Stated problem: Transcribe each line of the material as it is, and drop any picture.

[Raw records]
--------------------------------

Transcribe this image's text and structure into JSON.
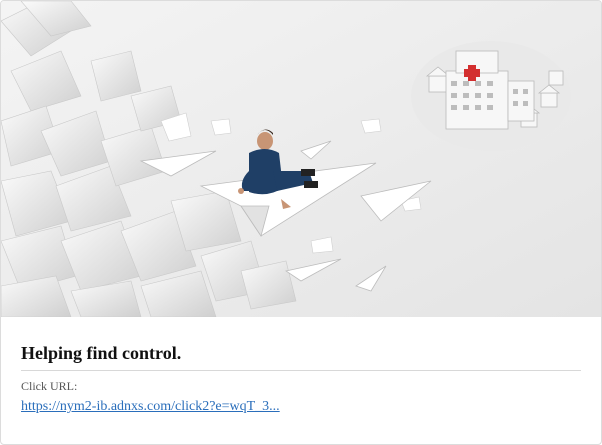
{
  "ad": {
    "title": "Helping find control.",
    "click_label": "Click URL:",
    "click_url": "https://nym2-ib.adnxs.com/click2?e=wqT_3..."
  }
}
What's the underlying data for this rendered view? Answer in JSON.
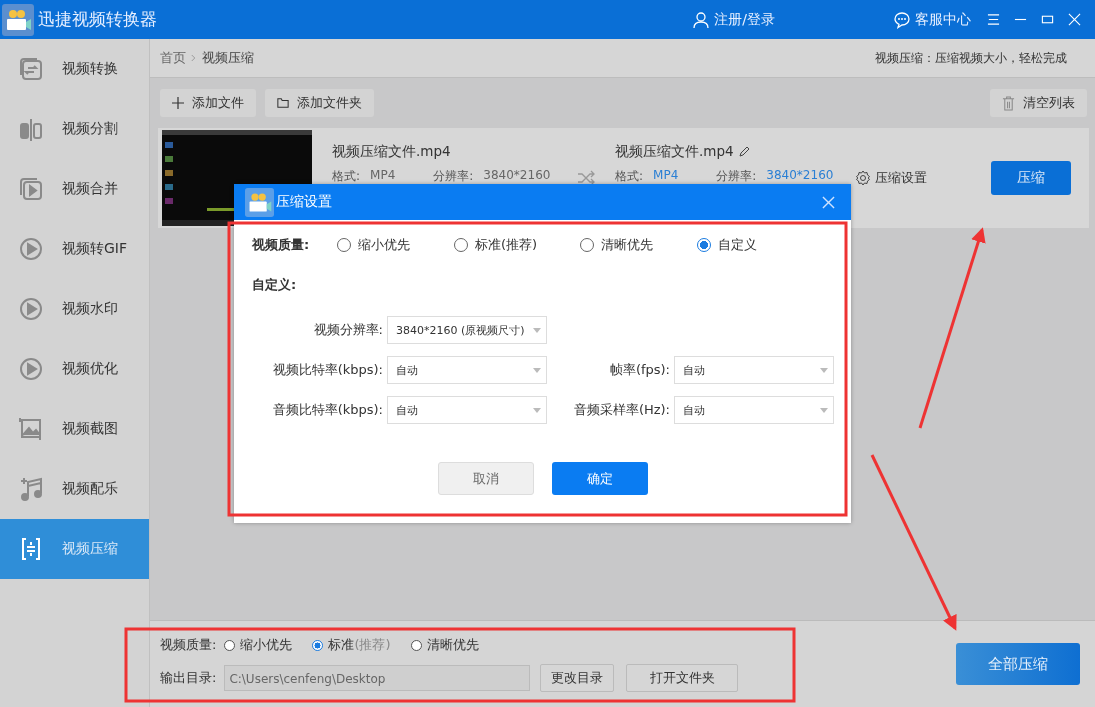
{
  "app": {
    "title": "迅捷视频转换器",
    "user": "注册/登录",
    "support": "客服中心"
  },
  "sidebar": {
    "items": [
      {
        "label": "视频转换",
        "selected": false
      },
      {
        "label": "视频分割",
        "selected": false
      },
      {
        "label": "视频合并",
        "selected": false
      },
      {
        "label": "视频转GIF",
        "selected": false
      },
      {
        "label": "视频水印",
        "selected": false
      },
      {
        "label": "视频优化",
        "selected": false
      },
      {
        "label": "视频截图",
        "selected": false
      },
      {
        "label": "视频配乐",
        "selected": false
      },
      {
        "label": "视频压缩",
        "selected": true
      }
    ]
  },
  "breadcrumb": {
    "items": [
      "首页",
      "视频压缩"
    ],
    "tagline": "视频压缩：压缩视频大小，轻松完成"
  },
  "toolbar": {
    "add_file": "添加文件",
    "add_folder": "添加文件夹",
    "clear_list": "清空列表"
  },
  "file": {
    "source_name": "视频压缩文件.mp4",
    "format_label": "格式:",
    "source_format": "MP4",
    "resolution_label": "分辨率:",
    "source_resolution": "3840*2160",
    "output_name": "视频压缩文件.mp4",
    "output_format_label": "格式:",
    "output_format": "MP4",
    "output_resolution_label": "分辨率:",
    "output_resolution": "3840*2160",
    "settings": "压缩设置",
    "compress": "压缩"
  },
  "dialog": {
    "title": "压缩设置",
    "quality_label": "视频质量:",
    "quality_options": [
      {
        "label": "缩小优先",
        "selected": false
      },
      {
        "label": "标准(推荐)",
        "selected": false
      },
      {
        "label": "清晰优先",
        "selected": false
      },
      {
        "label": "自定义",
        "selected": true
      }
    ],
    "custom_heading": "自定义:",
    "rows": [
      [
        {
          "label": "视频分辨率:",
          "value": "3840*2160 (原视频尺寸)"
        }
      ],
      [
        {
          "label": "视频比特率(kbps):",
          "value": "自动"
        },
        {
          "label": "帧率(fps):",
          "value": "自动"
        }
      ],
      [
        {
          "label": "音频比特率(kbps):",
          "value": "自动"
        },
        {
          "label": "音频采样率(Hz):",
          "value": "自动"
        }
      ]
    ],
    "cancel": "取消",
    "ok": "确定"
  },
  "bottom": {
    "quality_label": "视频质量:",
    "options": [
      {
        "label": "缩小优先",
        "selected": false
      },
      {
        "label": "标准",
        "hint": "(推荐)",
        "selected": true
      },
      {
        "label": "清晰优先",
        "selected": false
      }
    ],
    "output_label": "输出目录:",
    "output_path": "C:\\Users\\cenfeng\\Desktop",
    "change_dir": "更改目录",
    "open_folder": "打开文件夹",
    "compress_all": "全部压缩"
  }
}
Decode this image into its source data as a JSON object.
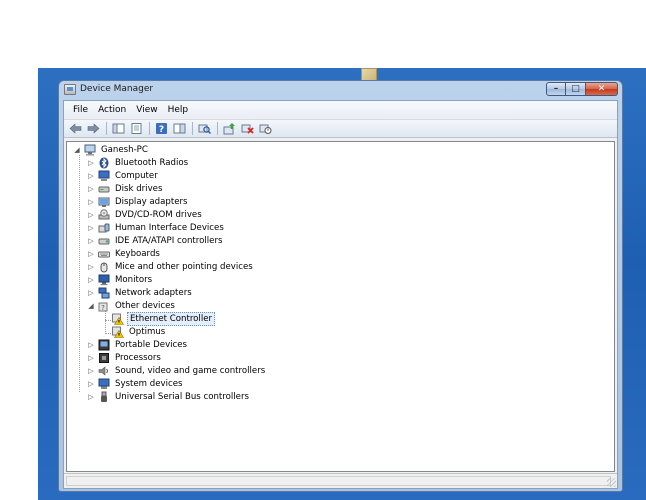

--------------------------------

Output for this exercise:
Transcribe this image's text and structure into JSON.
{
  "ad": {
    "title": "Helping find control.",
    "click_label": "Click URL:",
    "click_url": "https://nym2-ib.adnxs.com/click2?e=wqT_3..."
  }
}
What's the underlying data for this rendered view? Answer in JSON.
{
  "app": {
    "title": "迅捷视频转换器",
    "user": "注册/登录",
    "support": "客服中心"
  },
  "sidebar": {
    "items": [
      {
        "label": "视频转换",
        "selected": false
      },
      {
        "label": "视频分割",
        "selected": false
      },
      {
        "label": "视频合并",
        "selected": false
      },
      {
        "label": "视频转GIF",
        "selected": false
      },
      {
        "label": "视频水印",
        "selected": false
      },
      {
        "label": "视频优化",
        "selected": false
      },
      {
        "label": "视频截图",
        "selected": false
      },
      {
        "label": "视频配乐",
        "selected": false
      },
      {
        "label": "视频压缩",
        "selected": true
      }
    ]
  },
  "breadcrumb": {
    "items": [
      "首页",
      "视频压缩"
    ],
    "tagline": "视频压缩：压缩视频大小，轻松完成"
  },
  "toolbar": {
    "add_file": "添加文件",
    "add_folder": "添加文件夹",
    "clear_list": "清空列表"
  },
  "file": {
    "source_name": "视频压缩文件.mp4",
    "format_label": "格式:",
    "source_format": "MP4",
    "resolution_label": "分辨率:",
    "source_resolution": "3840*2160",
    "output_name": "视频压缩文件.mp4",
    "output_format_label": "格式:",
    "output_format": "MP4",
    "output_resolution_label": "分辨率:",
    "output_resolution": "3840*2160",
    "settings": "压缩设置",
    "compress": "压缩"
  },
  "dialog": {
    "title": "压缩设置",
    "quality_label": "视频质量:",
    "quality_options": [
      {
        "label": "缩小优先",
        "selected": false
      },
      {
        "label": "标准(推荐)",
        "selected": false
      },
      {
        "label": "清晰优先",
        "selected": false
      },
      {
        "label": "自定义",
        "selected": true
      }
    ],
    "custom_heading": "自定义:",
    "rows": [
      [
        {
          "label": "视频分辨率:",
          "value": "3840*2160 (原视频尺寸)"
        }
      ],
      [
        {
          "label": "视频比特率(kbps):",
          "value": "自动"
        },
        {
          "label": "帧率(fps):",
          "value": "自动"
        }
      ],
      [
        {
          "label": "音频比特率(kbps):",
          "value": "自动"
        },
        {
          "label": "音频采样率(Hz):",
          "value": "自动"
        }
      ]
    ],
    "cancel": "取消",
    "ok": "确定"
  },
  "bottom": {
    "quality_label": "视频质量:",
    "options": [
      {
        "label": "缩小优先",
        "selected": false
      },
      {
        "label": "标准",
        "hint": "(推荐)",
        "selected": true
      },
      {
        "label": "清晰优先",
        "selected": false
      }
    ],
    "output_label": "输出目录:",
    "output_path": "C:\\Users\\cenfeng\\Desktop",
    "change_dir": "更改目录",
    "open_folder": "打开文件夹",
    "compress_all": "全部压缩"
  }
}
Decode this image into its source data as a JSON object.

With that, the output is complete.